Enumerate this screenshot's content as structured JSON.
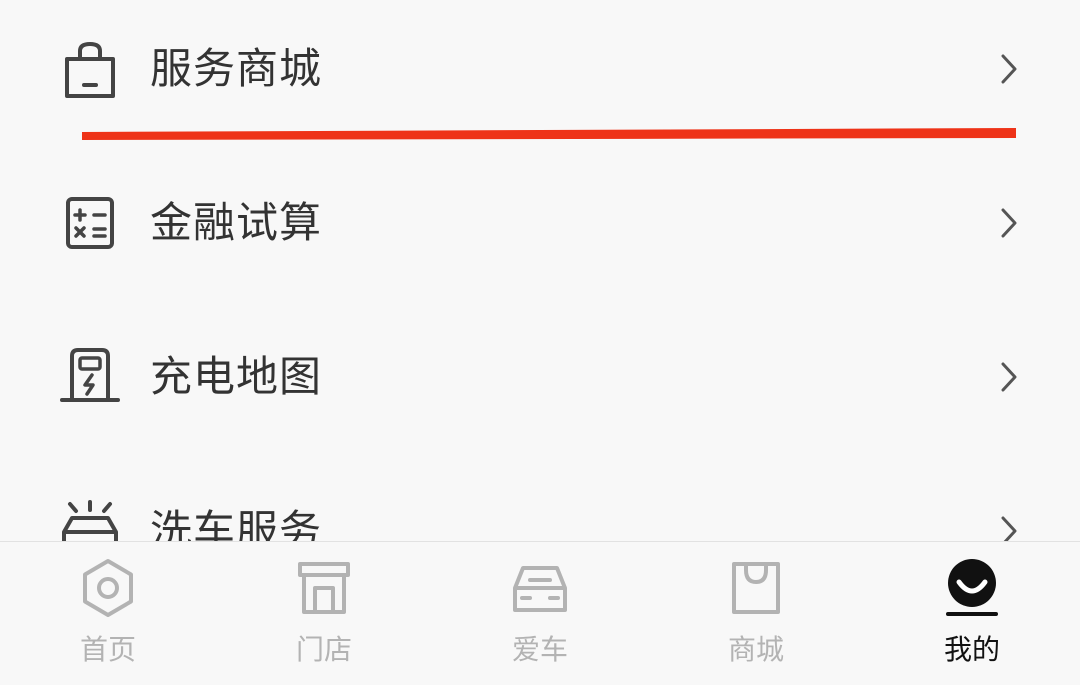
{
  "menu": {
    "items": [
      {
        "label": "服务商城",
        "icon": "shopping-bag-icon"
      },
      {
        "label": "金融试算",
        "icon": "calculator-icon"
      },
      {
        "label": "充电地图",
        "icon": "charging-station-icon"
      },
      {
        "label": "洗车服务",
        "icon": "car-wash-icon"
      }
    ],
    "chevron_icon": "chevron-right-icon"
  },
  "annotation": {
    "color": "#ee3318"
  },
  "tabbar": {
    "tabs": [
      {
        "label": "首页",
        "icon": "home-hexagon-icon",
        "active": false
      },
      {
        "label": "门店",
        "icon": "store-icon",
        "active": false
      },
      {
        "label": "爱车",
        "icon": "car-icon",
        "active": false
      },
      {
        "label": "商城",
        "icon": "shopping-bag-icon",
        "active": false
      },
      {
        "label": "我的",
        "icon": "profile-smile-icon",
        "active": true
      }
    ],
    "active_color": "#111111",
    "inactive_color": "#b3b3b3"
  }
}
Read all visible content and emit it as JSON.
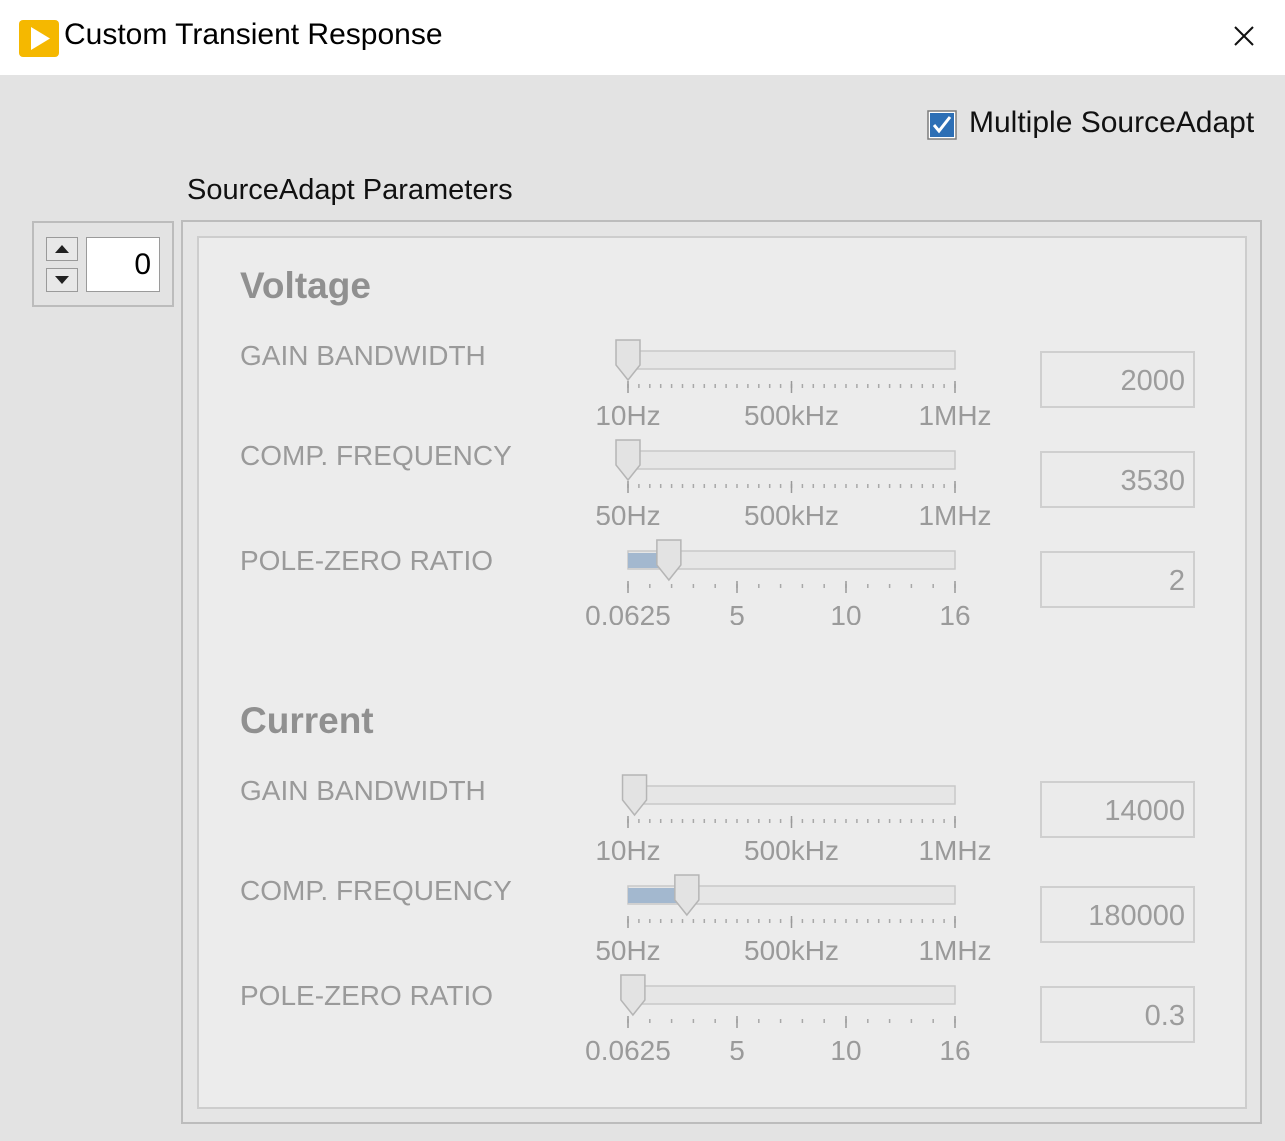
{
  "window": {
    "title": "Custom Transient Response"
  },
  "options": {
    "multiple_sourceadapt": {
      "label": "Multiple SourceAdapt",
      "checked": true
    }
  },
  "params": {
    "label": "SourceAdapt Parameters"
  },
  "index": {
    "value": "0"
  },
  "sections": [
    {
      "title": "Voltage",
      "rows": [
        {
          "label": "GAIN BANDWIDTH",
          "value": "2000",
          "level": 0.0,
          "ticks": [
            "10Hz",
            "500kHz",
            "1MHz"
          ],
          "fill": false
        },
        {
          "label": "COMP. FREQUENCY",
          "value": "3530",
          "level": 0.0,
          "ticks": [
            "50Hz",
            "500kHz",
            "1MHz"
          ],
          "fill": false
        },
        {
          "label": "POLE-ZERO RATIO",
          "value": "2",
          "level": 0.125,
          "ticks": [
            "0.0625",
            "5",
            "10",
            "16"
          ],
          "fill": true
        }
      ]
    },
    {
      "title": "Current",
      "rows": [
        {
          "label": "GAIN BANDWIDTH",
          "value": "14000",
          "level": 0.02,
          "ticks": [
            "10Hz",
            "500kHz",
            "1MHz"
          ],
          "fill": false
        },
        {
          "label": "COMP. FREQUENCY",
          "value": "180000",
          "level": 0.18,
          "ticks": [
            "50Hz",
            "500kHz",
            "1MHz"
          ],
          "fill": true
        },
        {
          "label": "POLE-ZERO RATIO",
          "value": "0.3",
          "level": 0.015,
          "ticks": [
            "0.0625",
            "5",
            "10",
            "16"
          ],
          "fill": false
        }
      ]
    }
  ],
  "colors": {
    "accent": "#a3b8cf",
    "check": "#2d6fb5",
    "disabled_text": "#9a9a9a"
  }
}
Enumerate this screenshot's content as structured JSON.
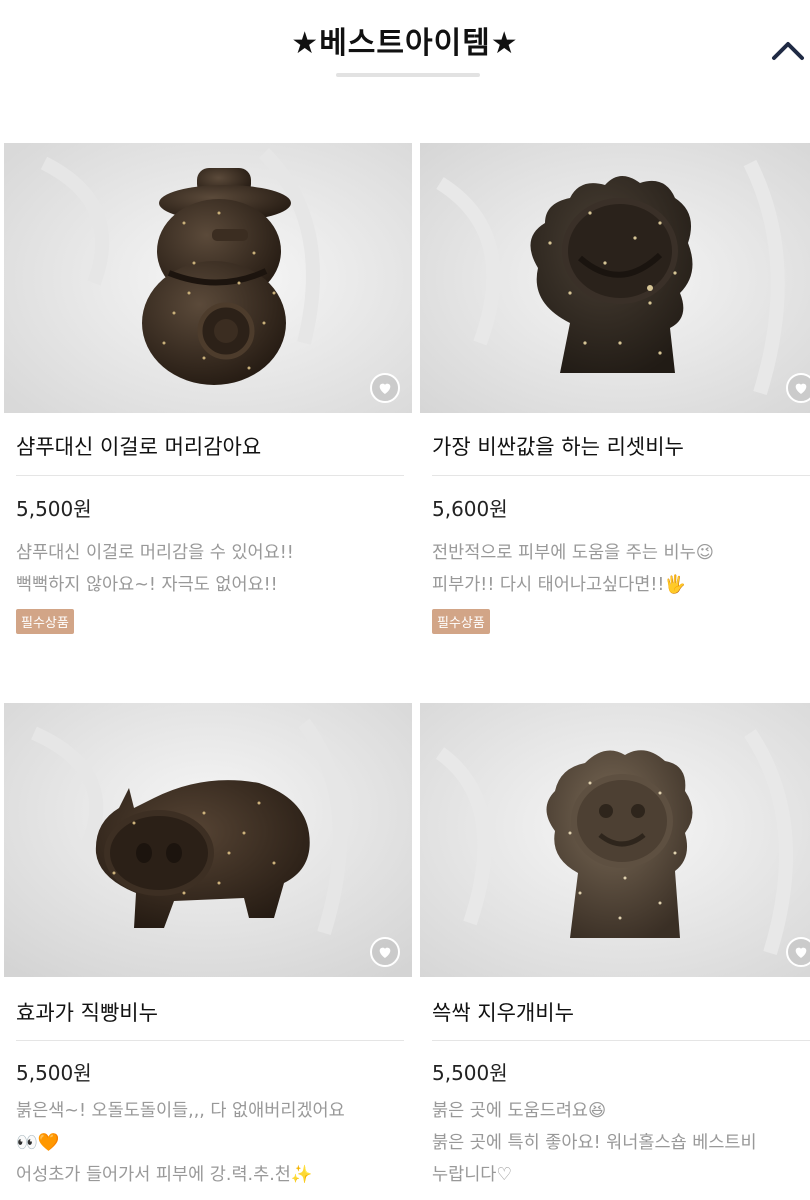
{
  "section": {
    "title": "★베스트아이템★"
  },
  "icons": {
    "collapse": "chevron-up-icon",
    "wishlist": "heart-icon"
  },
  "colors": {
    "badge": "#d2a587",
    "price": "#222222",
    "description": "#999999"
  },
  "products": [
    {
      "name": "샴푸대신 이걸로 머리감아요",
      "price": "5,500원",
      "description": [
        "샴푸대신 이걸로 머리감을 수 있어요!!",
        "뻑뻑하지 않아요~! 자극도 없어요!!"
      ],
      "badge": "필수상품",
      "image": "snowman-shaped-soap"
    },
    {
      "name": "가장 비싼값을 하는 리셋비누",
      "price": "5,600원",
      "description": [
        "전반적으로 피부에 도움을 주는 비누😉",
        "피부가!! 다시 태어나고싶다면!!🖐"
      ],
      "badge": "필수상품",
      "image": "lion-shaped-soap"
    },
    {
      "name": "효과가 직빵비누",
      "price": "5,500원",
      "description": [
        "붉은색~! 오돌도돌이들,,, 다 없애버리겠어요",
        "👀🧡",
        "어성초가 들어가서 피부에 강.력.추.천✨"
      ],
      "badge": "",
      "image": "pig-shaped-soap"
    },
    {
      "name": "쓱싹 지우개비누",
      "price": "5,500원",
      "description": [
        "붉은 곳에 도움드려요😆",
        "붉은 곳에 특히 좋아요! 워너홀스숍 베스트비",
        "누랍니다♡"
      ],
      "badge": "",
      "image": "lion-face-soap"
    }
  ]
}
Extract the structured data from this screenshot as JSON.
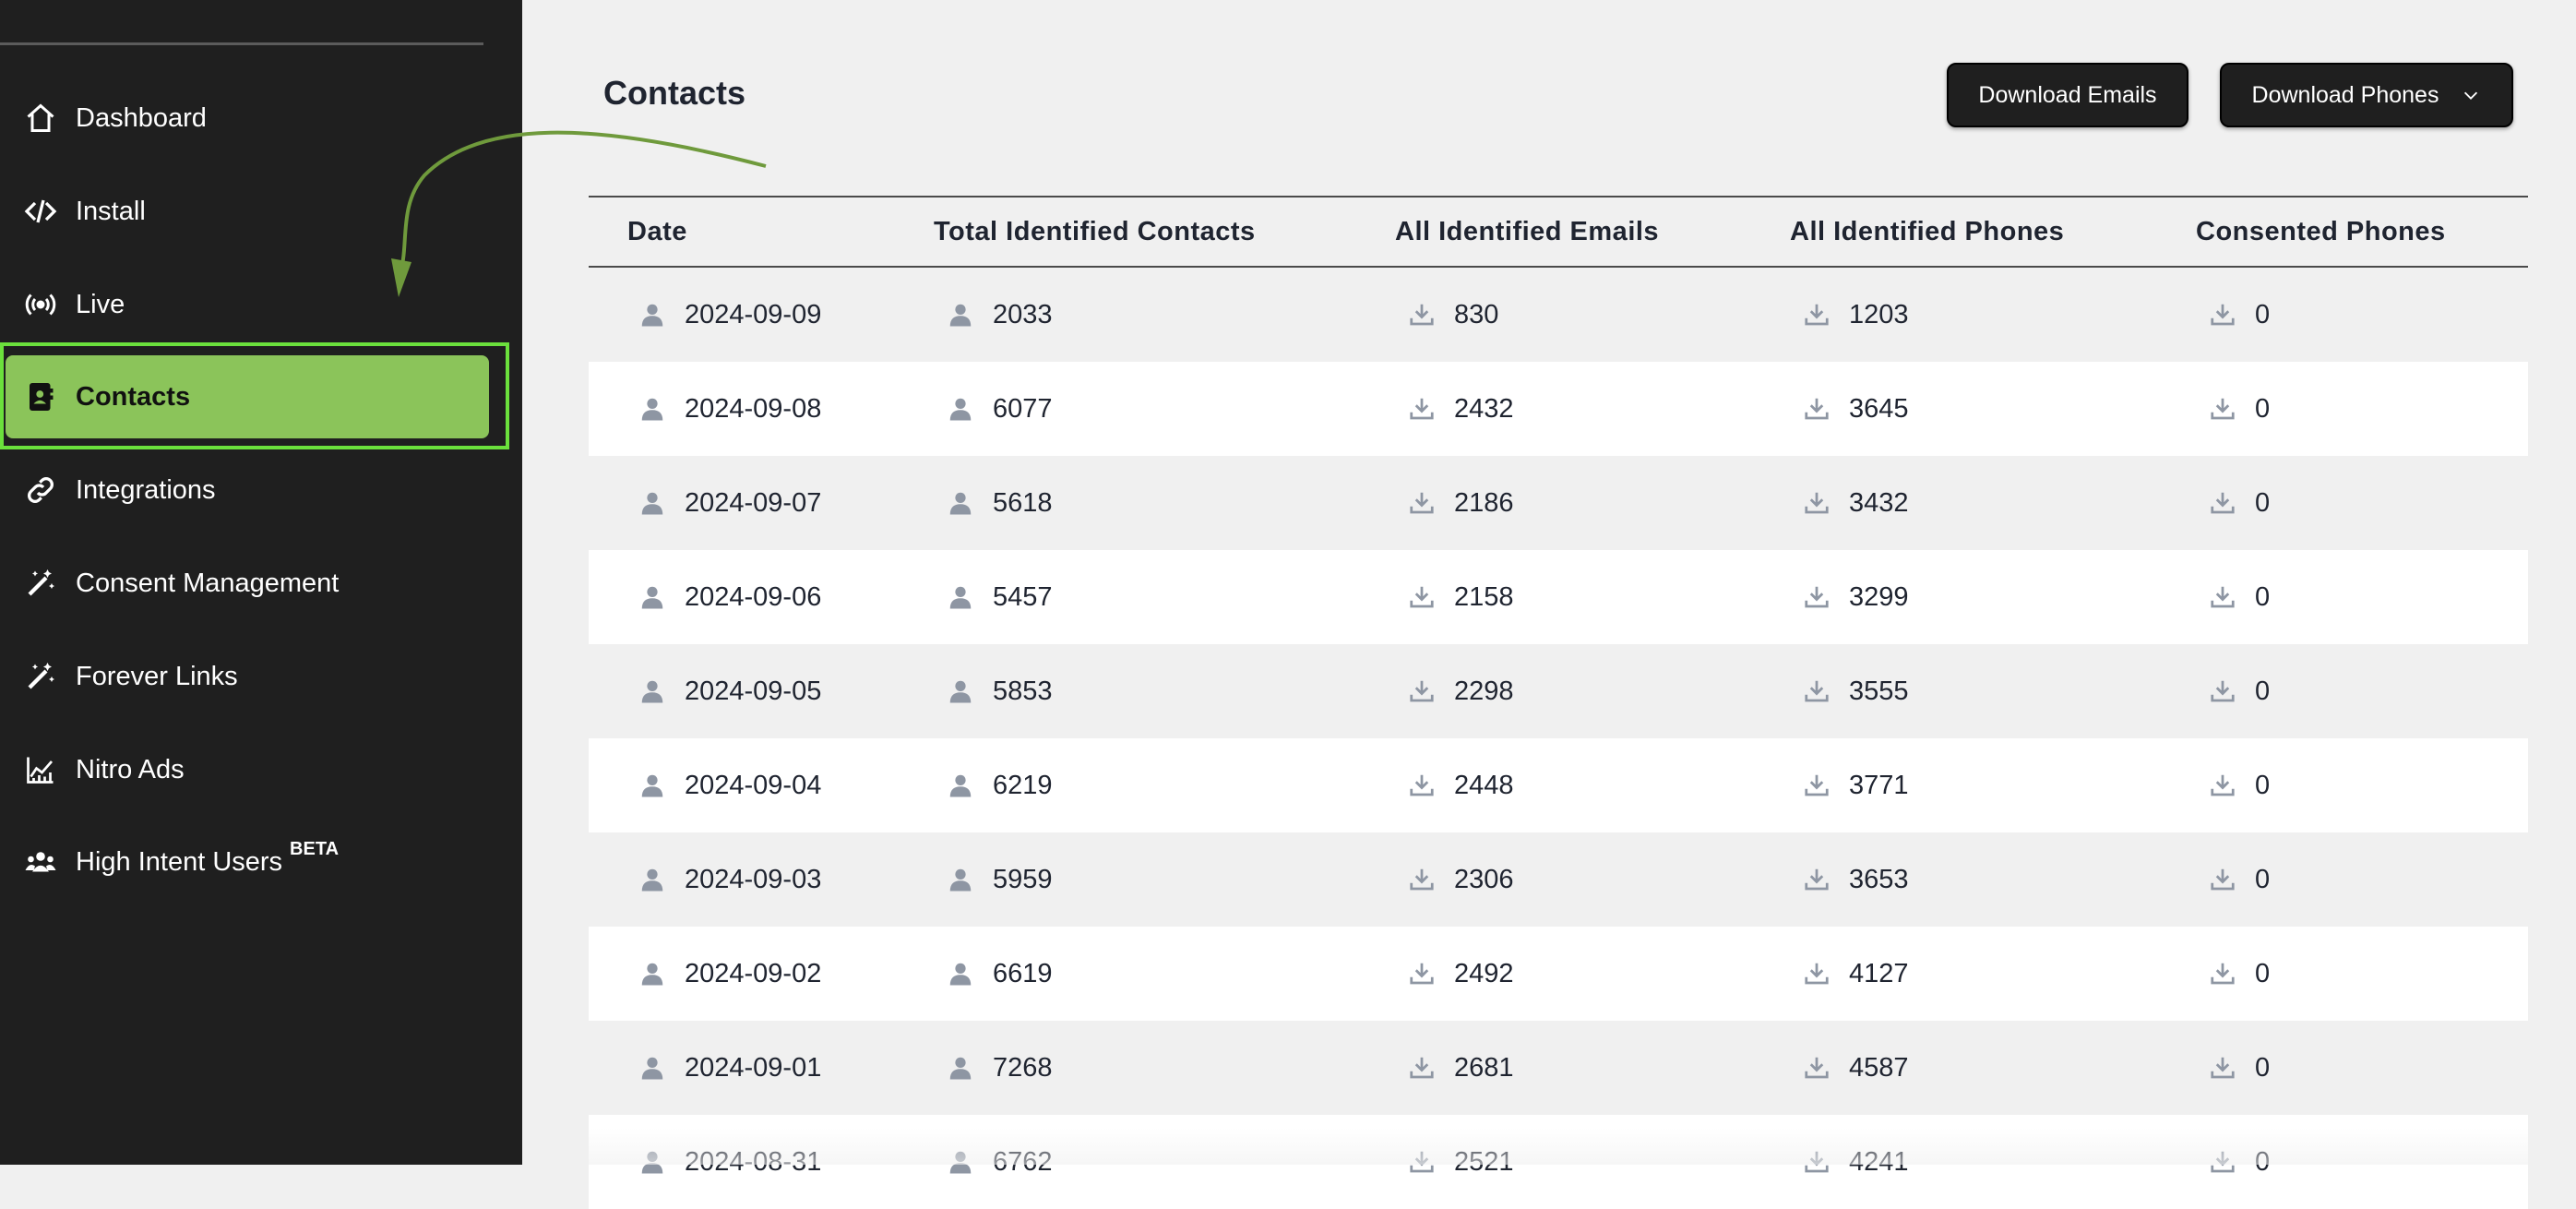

• • • •

WHAT IS REQUIRED:
Repeat the records in full, exactly as they appear, without the pictures.

TASK SOLUTION:
Enumerate this screenshot's content as structured JSON.
{
  "menu": {
    "items": [
      {
        "label": "服务商城",
        "icon": "shopping-bag-icon"
      },
      {
        "label": "金融试算",
        "icon": "calculator-icon"
      },
      {
        "label": "充电地图",
        "icon": "charging-station-icon"
      },
      {
        "label": "洗车服务",
        "icon": "car-wash-icon"
      }
    ],
    "chevron_icon": "chevron-right-icon"
  },
  "annotation": {
    "color": "#ee3318"
  },
  "tabbar": {
    "tabs": [
      {
        "label": "首页",
        "icon": "home-hexagon-icon",
        "active": false
      },
      {
        "label": "门店",
        "icon": "store-icon",
        "active": false
      },
      {
        "label": "爱车",
        "icon": "car-icon",
        "active": false
      },
      {
        "label": "商城",
        "icon": "shopping-bag-icon",
        "active": false
      },
      {
        "label": "我的",
        "icon": "profile-smile-icon",
        "active": true
      }
    ],
    "active_color": "#111111",
    "inactive_color": "#b3b3b3"
  }
}
Read all visible content and emit it as JSON.
{
  "window": {
    "title": "Custom Transient Response"
  },
  "options": {
    "multiple_sourceadapt": {
      "label": "Multiple SourceAdapt",
      "checked": true
    }
  },
  "params": {
    "label": "SourceAdapt Parameters"
  },
  "index": {
    "value": "0"
  },
  "sections": [
    {
      "title": "Voltage",
      "rows": [
        {
          "label": "GAIN BANDWIDTH",
          "value": "2000",
          "level": 0.0,
          "ticks": [
            "10Hz",
            "500kHz",
            "1MHz"
          ],
          "fill": false
        },
        {
          "label": "COMP. FREQUENCY",
          "value": "3530",
          "level": 0.0,
          "ticks": [
            "50Hz",
            "500kHz",
            "1MHz"
          ],
          "fill": false
        },
        {
          "label": "POLE-ZERO RATIO",
          "value": "2",
          "level": 0.125,
          "ticks": [
            "0.0625",
            "5",
            "10",
            "16"
          ],
          "fill": true
        }
      ]
    },
    {
      "title": "Current",
      "rows": [
        {
          "label": "GAIN BANDWIDTH",
          "value": "14000",
          "level": 0.02,
          "ticks": [
            "10Hz",
            "500kHz",
            "1MHz"
          ],
          "fill": false
        },
        {
          "label": "COMP. FREQUENCY",
          "value": "180000",
          "level": 0.18,
          "ticks": [
            "50Hz",
            "500kHz",
            "1MHz"
          ],
          "fill": true
        },
        {
          "label": "POLE-ZERO RATIO",
          "value": "0.3",
          "level": 0.015,
          "ticks": [
            "0.0625",
            "5",
            "10",
            "16"
          ],
          "fill": false
        }
      ]
    }
  ],
  "colors": {
    "accent": "#a3b8cf",
    "check": "#2d6fb5",
    "disabled_text": "#9a9a9a"
  }
}
Enumerate this screenshot's content as structured JSON.
{
  "section": {
    "title": "★베스트아이템★"
  },
  "icons": {
    "collapse": "chevron-up-icon",
    "wishlist": "heart-icon"
  },
  "colors": {
    "badge": "#d2a587",
    "price": "#222222",
    "description": "#999999"
  },
  "products": [
    {
      "name": "샴푸대신 이걸로 머리감아요",
      "price": "5,500원",
      "description": [
        "샴푸대신 이걸로 머리감을 수 있어요!!",
        "뻑뻑하지 않아요~! 자극도 없어요!!"
      ],
      "badge": "필수상품",
      "image": "snowman-shaped-soap"
    },
    {
      "name": "가장 비싼값을 하는 리셋비누",
      "price": "5,600원",
      "description": [
        "전반적으로 피부에 도움을 주는 비누😉",
        "피부가!! 다시 태어나고싶다면!!🖐"
      ],
      "badge": "필수상품",
      "image": "lion-shaped-soap"
    },
    {
      "name": "효과가 직빵비누",
      "price": "5,500원",
      "description": [
        "붉은색~! 오돌도돌이들,,, 다 없애버리겠어요",
        "👀🧡",
        "어성초가 들어가서 피부에 강.력.추.천✨"
      ],
      "badge": "",
      "image": "pig-shaped-soap"
    },
    {
      "name": "쓱싹 지우개비누",
      "price": "5,500원",
      "description": [
        "붉은 곳에 도움드려요😆",
        "붉은 곳에 특히 좋아요! 워너홀스숍 베스트비",
        "누랍니다♡"
      ],
      "badge": "",
      "image": "lion-face-soap"
    }
  ]
}
Extract the structured data from this screenshot as JSON.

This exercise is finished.